SOURCE DOCUMENT:
Judgement

Disdainful hubris,

Too cowardly to ask why,

Corrupted caring.

Judging other people.  Unfortunately we have all fallen prey to this at some point in our lives.  We judge people and situations based on many factors but usually a lack of understanding of an entire situation is at the heart of the matter.  How many times have we been given one side of a story and made a judgement?  How many times have we jumped to conclusions or made an assumption and judged someone?   Making judgements make us feel better about ourselves.  We would never behave in such a fashion.  We would never do such a thing.  We are better than that.   Are we really better when we make  these judgements?  What would happen if, instead of jumping to conclusions and making our judgements, we had the courage to ask about the other side of the story?  To actually approach a person and engage in a dialogue.  “Excuse me, please help me understand why XYZ occurred”  or “I am curious as to what led you to do XYZ?”  What would happen if we were able to engage our sense of compassion and consider that there probably are circumstances that we are unaware of that led to certain actions or thoughts?  Or perhaps, most basic of all,  we need to look at a situation and realize that it really just is not any of our business.  Judging others may make a person feel better in the short-term, but in the end it leaves the soul like this old apple,  shriveled, dried out and rotten inside.  I prefer to live my life differently.

AIM OF THE EXERCISE:
Sum up the reflection on judgement in two sentences. The rows come from a separate source, unrelated to the reflection on judgement.

Layout coordinate data:

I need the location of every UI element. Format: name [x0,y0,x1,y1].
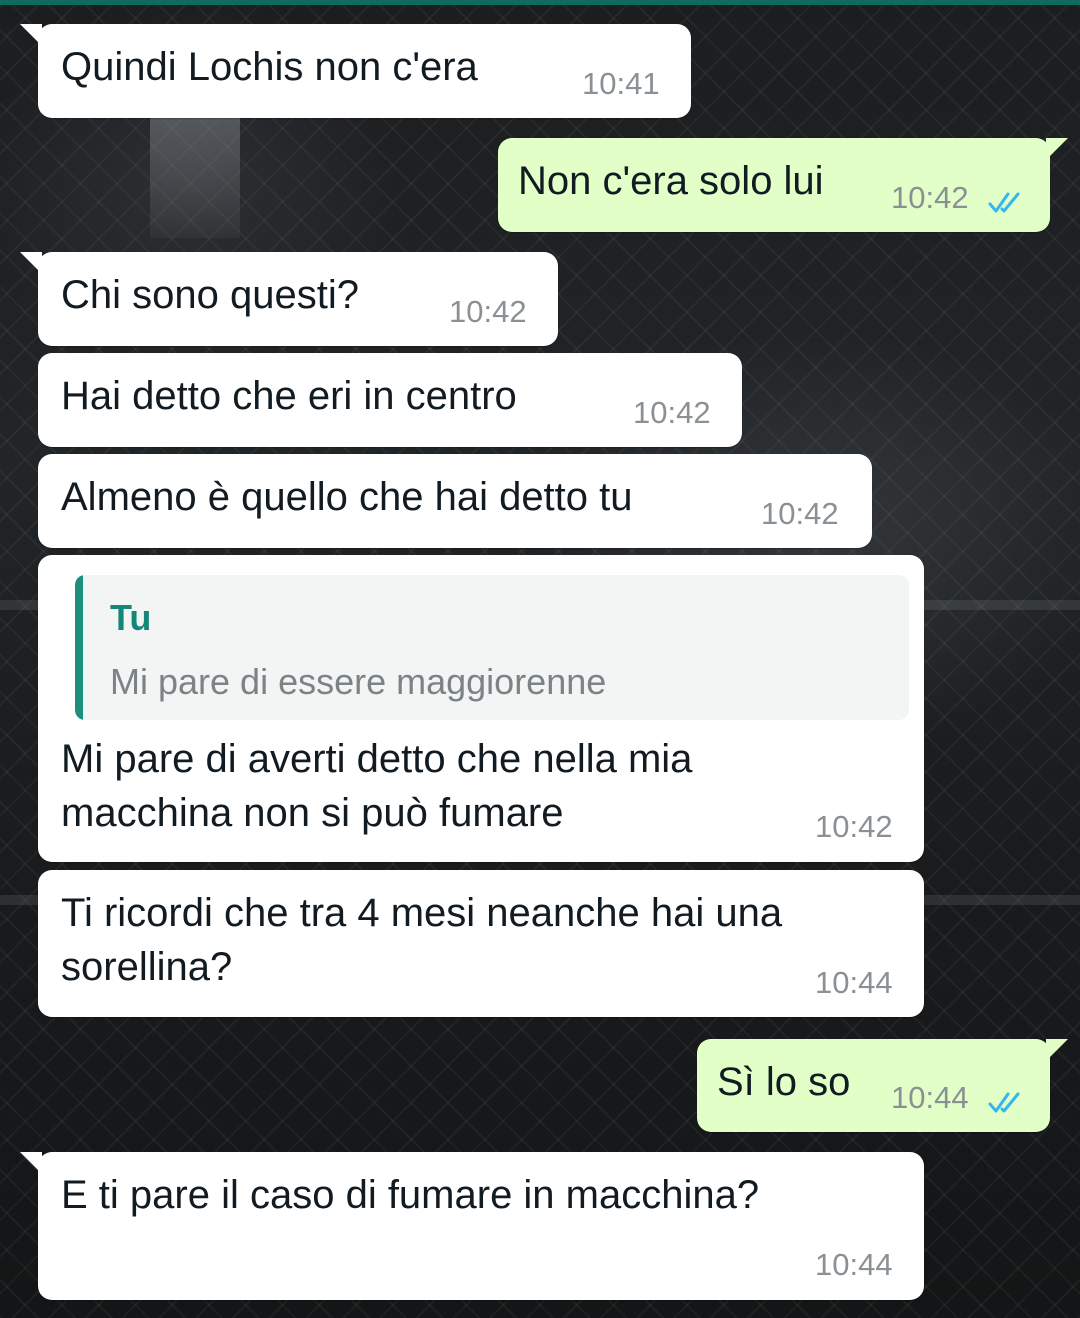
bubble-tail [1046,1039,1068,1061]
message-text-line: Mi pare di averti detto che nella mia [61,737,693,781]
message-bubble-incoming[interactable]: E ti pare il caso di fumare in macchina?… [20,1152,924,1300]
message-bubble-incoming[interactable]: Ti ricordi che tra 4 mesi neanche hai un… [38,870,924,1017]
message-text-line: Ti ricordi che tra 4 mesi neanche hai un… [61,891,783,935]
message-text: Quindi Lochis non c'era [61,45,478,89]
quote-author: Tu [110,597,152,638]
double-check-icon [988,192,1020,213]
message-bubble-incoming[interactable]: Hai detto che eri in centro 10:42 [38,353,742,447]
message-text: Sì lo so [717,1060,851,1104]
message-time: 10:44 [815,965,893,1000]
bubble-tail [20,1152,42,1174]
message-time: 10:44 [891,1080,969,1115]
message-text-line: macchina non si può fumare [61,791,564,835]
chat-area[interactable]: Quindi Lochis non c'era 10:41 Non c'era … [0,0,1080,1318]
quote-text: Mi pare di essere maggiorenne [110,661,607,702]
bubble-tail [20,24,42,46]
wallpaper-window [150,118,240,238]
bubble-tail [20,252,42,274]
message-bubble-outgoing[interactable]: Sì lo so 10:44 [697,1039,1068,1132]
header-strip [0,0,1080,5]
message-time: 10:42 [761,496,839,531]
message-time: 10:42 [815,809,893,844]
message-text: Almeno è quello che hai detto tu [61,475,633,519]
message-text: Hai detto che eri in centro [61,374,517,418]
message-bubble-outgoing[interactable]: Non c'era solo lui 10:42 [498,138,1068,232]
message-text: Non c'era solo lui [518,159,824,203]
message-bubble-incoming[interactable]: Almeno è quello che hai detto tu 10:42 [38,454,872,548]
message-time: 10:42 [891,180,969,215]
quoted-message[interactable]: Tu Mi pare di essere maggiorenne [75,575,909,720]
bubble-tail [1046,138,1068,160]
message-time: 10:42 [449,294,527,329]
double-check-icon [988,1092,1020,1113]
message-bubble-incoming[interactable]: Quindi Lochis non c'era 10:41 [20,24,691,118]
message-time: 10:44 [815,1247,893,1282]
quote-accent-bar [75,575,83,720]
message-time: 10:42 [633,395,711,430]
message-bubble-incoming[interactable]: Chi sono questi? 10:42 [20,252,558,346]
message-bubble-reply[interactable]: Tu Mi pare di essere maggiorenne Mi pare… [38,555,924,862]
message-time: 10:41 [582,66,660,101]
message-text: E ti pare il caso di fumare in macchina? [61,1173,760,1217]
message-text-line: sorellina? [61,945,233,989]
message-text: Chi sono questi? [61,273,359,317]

EXERCISE SOLUTION:
Everyone has judged others at some point, usually without understanding the whole situation, and such judgements make people feel better about themselves. Instead, people could ask to hear the other side, use compassion to consider circumstances they are unaware of, or accept that the matter is none of their business, because judging leaves the soul shriveled, dried out and rotten inside.